### AIM
Check each line of the records for "JSON"; collect those that have it.

----- PROVIDED INFORMATION

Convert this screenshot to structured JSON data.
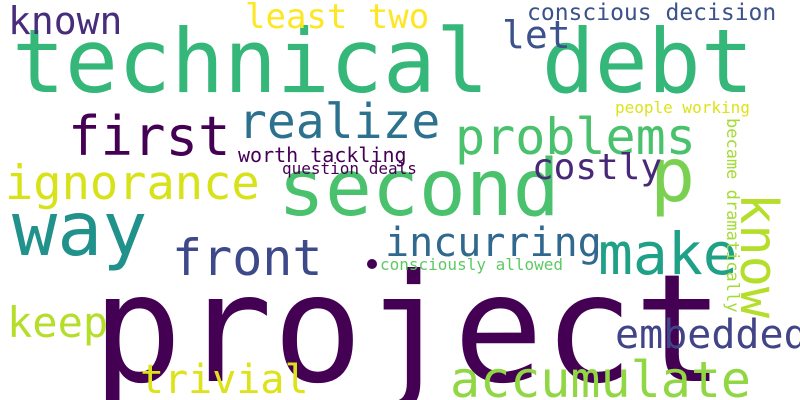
{
  "words": [
    {
      "text": "technical debt",
      "color": "#35b779"
    },
    {
      "text": "project",
      "color": "#440154"
    },
    {
      "text": "second",
      "color": "#4ac16d"
    },
    {
      "text": "way",
      "color": "#21918c"
    },
    {
      "text": "p",
      "color": "#7ad151"
    },
    {
      "text": "first",
      "color": "#440154"
    },
    {
      "text": "realize",
      "color": "#2c728e"
    },
    {
      "text": "problems",
      "color": "#4ac16d"
    },
    {
      "text": "ignorance",
      "color": "#d8e219"
    },
    {
      "text": "known",
      "color": "#472d7b"
    },
    {
      "text": "least two",
      "color": "#fde725"
    },
    {
      "text": "let",
      "color": "#3b528b"
    },
    {
      "text": "conscious decision",
      "color": "#3b528b"
    },
    {
      "text": "costly",
      "color": "#482878"
    },
    {
      "text": "worth tackling",
      "color": "#440154"
    },
    {
      "text": "question deals",
      "color": "#440154"
    },
    {
      "text": "front",
      "color": "#3e4989"
    },
    {
      "text": "incurring",
      "color": "#31688e"
    },
    {
      "text": "make",
      "color": "#1fa187"
    },
    {
      "text": "know",
      "color": "#b5de2b"
    },
    {
      "text": "people working",
      "color": "#dde318"
    },
    {
      "text": "became dramatically",
      "color": "#a5db36"
    },
    {
      "text": "consciously allowed",
      "color": "#5ec962"
    },
    {
      "text": "keep",
      "color": "#b5de2b"
    },
    {
      "text": "embedded",
      "color": "#414487"
    },
    {
      "text": "trivial",
      "color": "#dde318"
    },
    {
      "text": "accumulate",
      "color": "#90d743"
    }
  ]
}
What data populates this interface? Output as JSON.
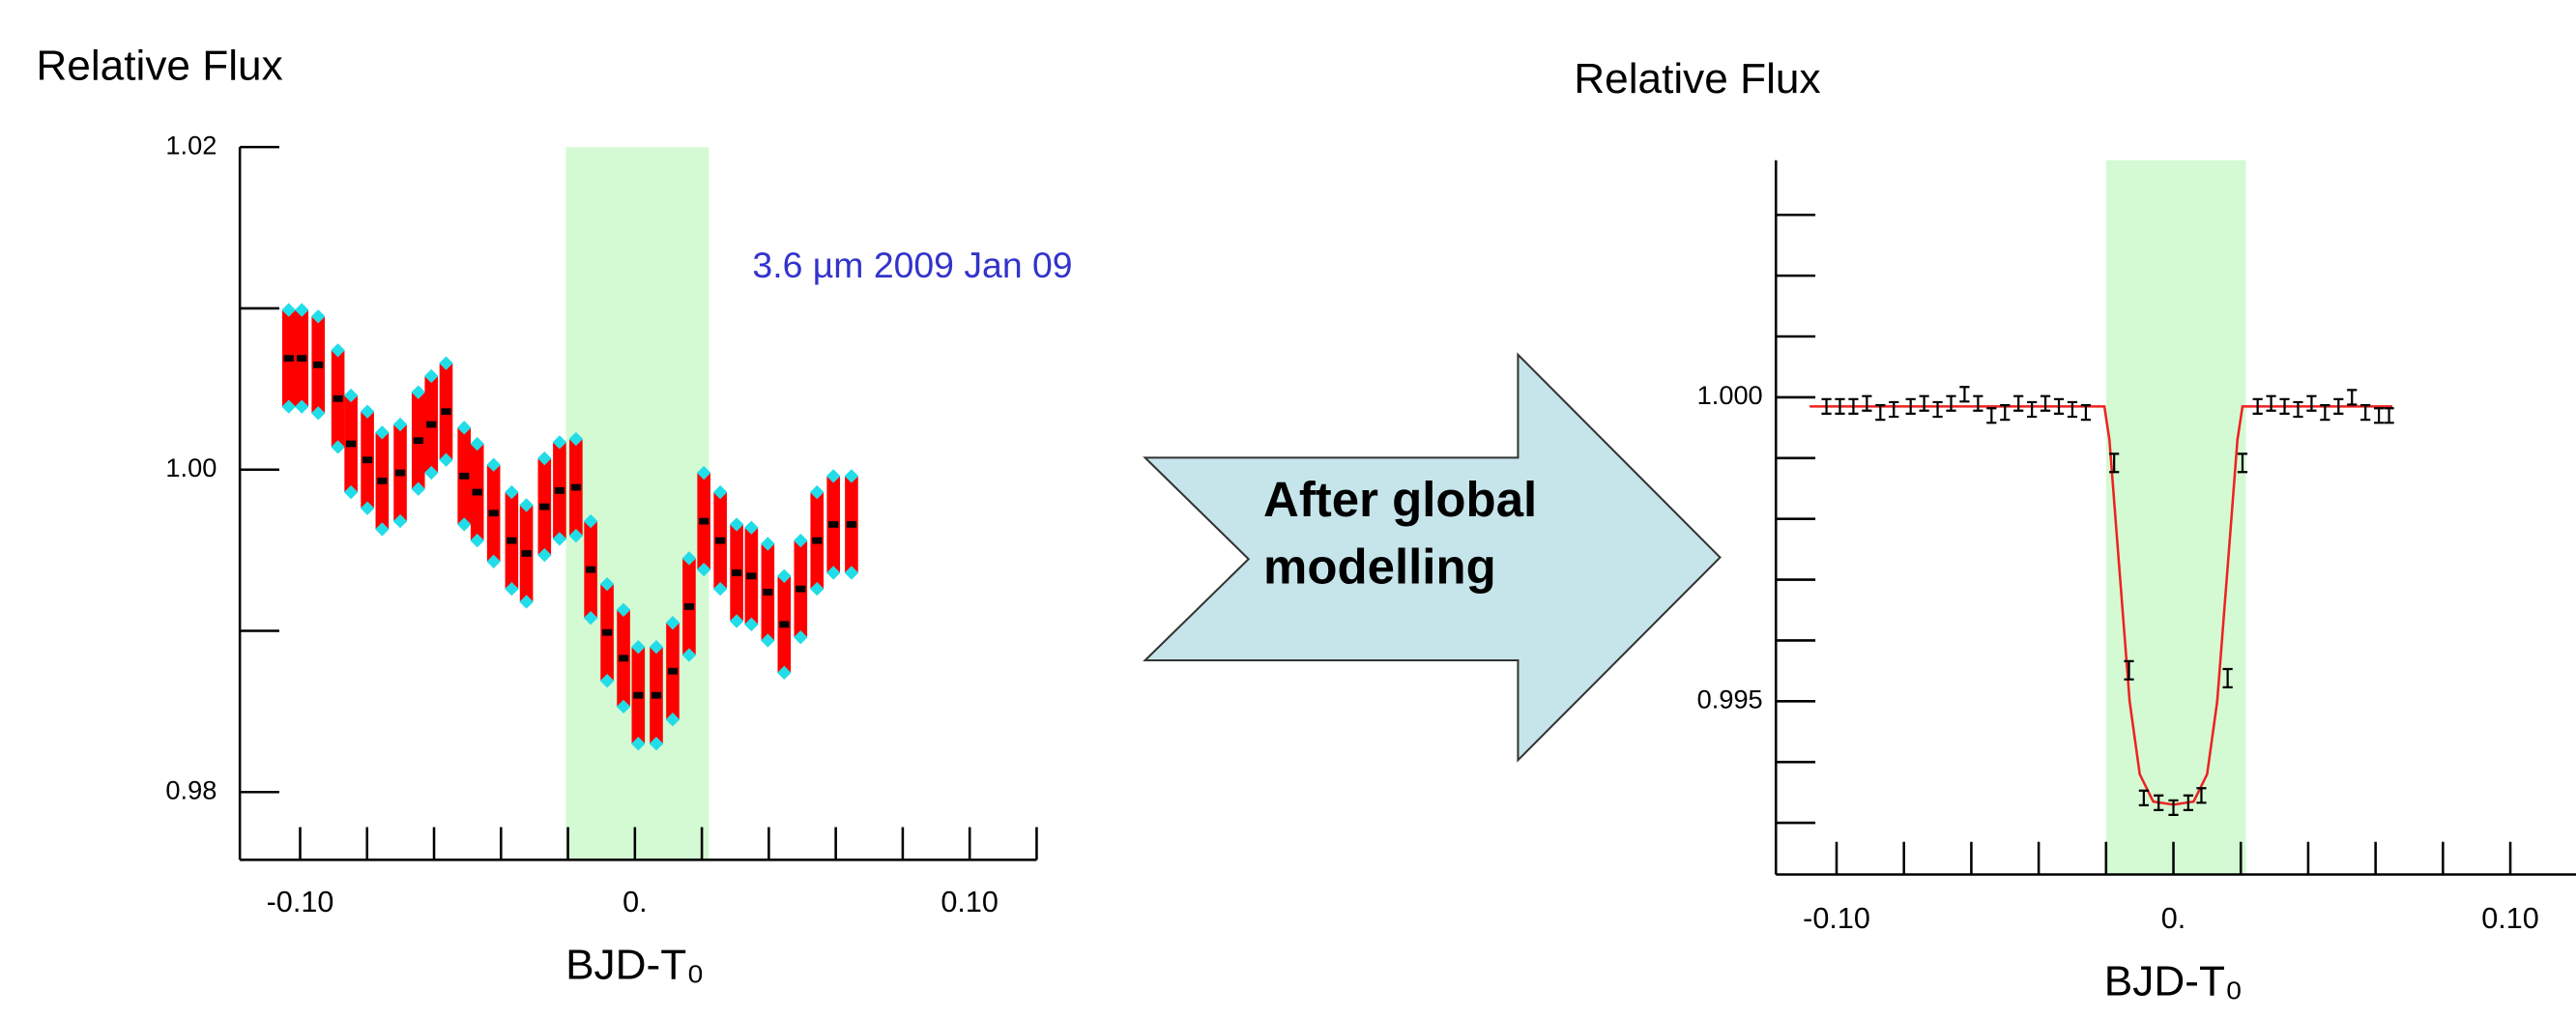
{
  "chart_data": [
    {
      "type": "scatter",
      "ylabel": "Relative Flux",
      "xlabel": "BJD-T₀",
      "annotation": "3.6 µm 2009 Jan 09",
      "annotation_color": "#3333cc",
      "xlim": [
        -0.118,
        0.12
      ],
      "ylim": [
        0.9758,
        1.02
      ],
      "xticks": [
        {
          "value": -0.1,
          "label": "-0.10"
        },
        {
          "value": 0,
          "label": "0."
        },
        {
          "value": 0.1,
          "label": "0.10"
        }
      ],
      "xminor": [
        -0.1,
        -0.08,
        -0.06,
        -0.04,
        -0.02,
        0,
        0.02,
        0.04,
        0.06,
        0.08,
        0.1,
        0.12
      ],
      "yticks": [
        0.98,
        {
          "value": 1,
          "label": "1.00"
        },
        1.02
      ],
      "yminor": [
        0.98,
        0.99,
        1,
        1.01,
        1.02
      ],
      "highlight_x": [
        -0.0206,
        0.0221
      ],
      "highlight_color": "#d4fad4",
      "series": [
        {
          "style": "band",
          "color": "#ff0000",
          "marker_color": "#22dde8",
          "x": [
            -0.1034,
            -0.0995,
            -0.0946,
            -0.0887,
            -0.0848,
            -0.0799,
            -0.0755,
            -0.0701,
            -0.0647,
            -0.0608,
            -0.0564,
            -0.051,
            -0.0471,
            -0.0422,
            -0.0368,
            -0.0324,
            -0.027,
            -0.0225,
            -0.0176,
            -0.0132,
            -0.0083,
            -0.0034,
            0.001,
            0.0064,
            0.0113,
            0.0162,
            0.0206,
            0.0255,
            0.0304,
            0.0348,
            0.0397,
            0.0446,
            0.0495,
            0.0544,
            0.0593,
            0.0647
          ],
          "values": [
            1.0069,
            1.0069,
            1.0065,
            1.0044,
            1.0016,
            1.0006,
            0.9993,
            0.9998,
            1.0018,
            1.0028,
            1.0036,
            0.9996,
            0.9986,
            0.9973,
            0.9956,
            0.9948,
            0.9977,
            0.9987,
            0.9989,
            0.9938,
            0.9899,
            0.9883,
            0.986,
            0.986,
            0.9875,
            0.9915,
            0.9968,
            0.9956,
            0.9936,
            0.9934,
            0.9924,
            0.9904,
            0.9926,
            0.9956,
            0.9966,
            0.9966
          ],
          "errors": [
            0.003,
            0.003,
            0.003,
            0.003,
            0.003,
            0.003,
            0.003,
            0.003,
            0.003,
            0.003,
            0.003,
            0.003,
            0.003,
            0.003,
            0.003,
            0.003,
            0.003,
            0.003,
            0.003,
            0.003,
            0.003,
            0.003,
            0.003,
            0.003,
            0.003,
            0.003,
            0.003,
            0.003,
            0.003,
            0.003,
            0.003,
            0.003,
            0.003,
            0.003,
            0.003,
            0.003
          ]
        }
      ]
    },
    {
      "type": "scatter",
      "ylabel": "Relative Flux",
      "xlabel": "BJD-T₀",
      "xlim": [
        -0.118,
        0.1195
      ],
      "ylim": [
        0.99215,
        1.0039
      ],
      "xticks": [
        {
          "value": -0.1,
          "label": "-0.10"
        },
        {
          "value": 0,
          "label": "0."
        },
        {
          "value": 0.1,
          "label": "0.10"
        }
      ],
      "xminor": [
        -0.1,
        -0.08,
        -0.06,
        -0.04,
        -0.02,
        0,
        0.02,
        0.04,
        0.06,
        0.08,
        0.1
      ],
      "yticks": [
        0.995,
        {
          "value": 1,
          "label": "1.000"
        }
      ],
      "yminor": [
        0.993,
        0.994,
        0.995,
        0.996,
        0.997,
        0.998,
        0.999,
        1,
        1.001,
        1.002,
        1.003
      ],
      "highlight_x": [
        -0.02,
        0.0215
      ],
      "highlight_color": "#d4fad4",
      "series": [
        {
          "style": "line",
          "color": "#ee2222",
          "x": [
            -0.108,
            -0.0205,
            -0.019,
            -0.0165,
            -0.013,
            -0.01,
            -0.006,
            0,
            0.006,
            0.01,
            0.013,
            0.0165,
            0.019,
            0.0205,
            0.065
          ],
          "values": [
            0.99985,
            0.99985,
            0.9993,
            0.9975,
            0.995,
            0.9938,
            0.99335,
            0.9933,
            0.99335,
            0.9938,
            0.995,
            0.9975,
            0.9993,
            0.99985,
            0.99985
          ]
        },
        {
          "style": "errorbar",
          "color": "#000000",
          "x": [
            -0.103,
            -0.099,
            -0.095,
            -0.091,
            -0.087,
            -0.083,
            -0.078,
            -0.074,
            -0.07,
            -0.066,
            -0.062,
            -0.058,
            -0.054,
            -0.05,
            -0.046,
            -0.042,
            -0.038,
            -0.034,
            -0.03,
            -0.026,
            -0.0176,
            -0.0132,
            -0.0088,
            -0.0044,
            0,
            0.0044,
            0.0083,
            0.0161,
            0.0205,
            0.025,
            0.029,
            0.033,
            0.037,
            0.041,
            0.045,
            0.049,
            0.053,
            0.057,
            0.061,
            0.064
          ],
          "values": [
            0.99985,
            0.99985,
            0.99985,
            0.9999,
            0.99975,
            0.9998,
            0.99985,
            0.9999,
            0.9998,
            0.9999,
            1.00005,
            0.9999,
            0.9997,
            0.99975,
            0.9999,
            0.9998,
            0.9999,
            0.99985,
            0.9998,
            0.99975,
            0.99892,
            0.99551,
            0.99341,
            0.99333,
            0.99325,
            0.99333,
            0.99345,
            0.99538,
            0.99892,
            0.99985,
            0.9999,
            0.99985,
            0.9998,
            0.9999,
            0.99975,
            0.99985,
            1.0,
            0.99975,
            0.9997,
            0.9997
          ],
          "errors": [
            0.00012,
            0.00012,
            0.00012,
            0.00012,
            0.00012,
            0.00012,
            0.00012,
            0.00012,
            0.00012,
            0.00012,
            0.00012,
            0.00012,
            0.00012,
            0.00012,
            0.00012,
            0.00012,
            0.00012,
            0.00012,
            0.00012,
            0.00012,
            0.00015,
            0.00015,
            0.00012,
            0.00012,
            0.00012,
            0.00012,
            0.00012,
            0.00015,
            0.00015,
            0.00012,
            0.00012,
            0.00012,
            0.00012,
            0.00012,
            0.00012,
            0.00012,
            0.00012,
            0.00012,
            0.00012,
            0.00012
          ]
        }
      ]
    }
  ],
  "arrow": {
    "lines": [
      "After global",
      "modelling"
    ]
  }
}
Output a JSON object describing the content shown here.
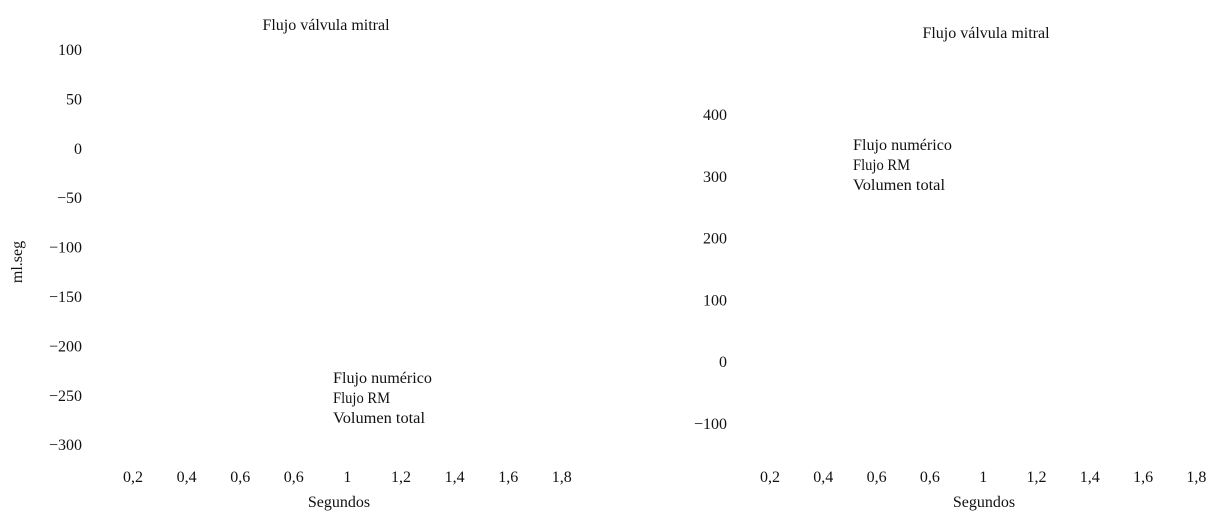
{
  "chart_data": [
    {
      "type": "line",
      "title": "Flujo válvula mitral",
      "xlabel": "Segundos",
      "ylabel": "ml.seg",
      "x_tick_labels": [
        "0,2",
        "0,4",
        "0,6",
        "0,6",
        "1",
        "1,2",
        "1,4",
        "1,6",
        "1,8"
      ],
      "y_tick_labels": [
        "100",
        "50",
        "0",
        "−50",
        "−100",
        "−150",
        "−200",
        "−250",
        "−300"
      ],
      "legend": [
        "Flujo numérico",
        "Flujo RM",
        "Volumen total"
      ],
      "legend_placement": "bottom-center",
      "grid": false,
      "series": []
    },
    {
      "type": "line",
      "title": "Flujo válvula mitral",
      "xlabel": "Segundos",
      "ylabel": "",
      "x_tick_labels": [
        "0,2",
        "0,4",
        "0,6",
        "0,6",
        "1",
        "1,2",
        "1,4",
        "1,6",
        "1,8"
      ],
      "y_tick_labels": [
        "400",
        "300",
        "200",
        "100",
        "0",
        "−100"
      ],
      "legend": [
        "Flujo numérico",
        "Flujo RM",
        "Volumen total"
      ],
      "legend_placement": "top-left",
      "grid": false,
      "series": []
    }
  ]
}
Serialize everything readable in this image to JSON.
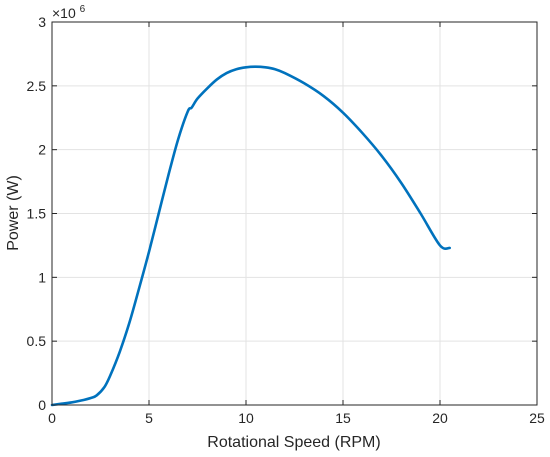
{
  "chart_data": {
    "type": "line",
    "title": "",
    "xlabel": "Rotational Speed (RPM)",
    "ylabel": "Power (W)",
    "xlim": [
      0,
      25
    ],
    "ylim": [
      0,
      3
    ],
    "y_multiplier": {
      "base": "×10",
      "exponent": "6"
    },
    "x_ticks": [
      0,
      5,
      10,
      15,
      20,
      25
    ],
    "y_ticks": [
      0,
      0.5,
      1,
      1.5,
      2,
      2.5,
      3
    ],
    "x_tick_labels": [
      "0",
      "5",
      "10",
      "15",
      "20",
      "25"
    ],
    "y_tick_labels": [
      "0",
      "0.5",
      "1",
      "1.5",
      "2",
      "2.5",
      "3"
    ],
    "grid": true,
    "colors": {
      "series": "#0072BD",
      "grid": "#e3e3e3",
      "axis": "#262626"
    },
    "series": [
      {
        "x": [
          0,
          0.5,
          1,
          1.5,
          2,
          2.3,
          2.7,
          3,
          3.5,
          4,
          4.5,
          5,
          5.5,
          6,
          6.5,
          7,
          7.2,
          7.5,
          8,
          8.5,
          9,
          9.5,
          10,
          10.5,
          11,
          11.5,
          12,
          13,
          14,
          15,
          16,
          17,
          18,
          19,
          20,
          20.5
        ],
        "values": [
          0,
          0.01,
          0.02,
          0.035,
          0.055,
          0.075,
          0.14,
          0.23,
          0.42,
          0.65,
          0.92,
          1.2,
          1.5,
          1.8,
          2.08,
          2.3,
          2.33,
          2.4,
          2.48,
          2.55,
          2.6,
          2.63,
          2.645,
          2.65,
          2.645,
          2.63,
          2.6,
          2.52,
          2.42,
          2.29,
          2.13,
          1.95,
          1.74,
          1.5,
          1.25,
          1.23
        ]
      }
    ]
  }
}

----------

### FINISHED TASK
Convert this screenshot to structured JSON data.
What data populates this interface? Output as JSON.
Output a JSON object describing the content shown here.
Serialize everything readable in this image to JSON.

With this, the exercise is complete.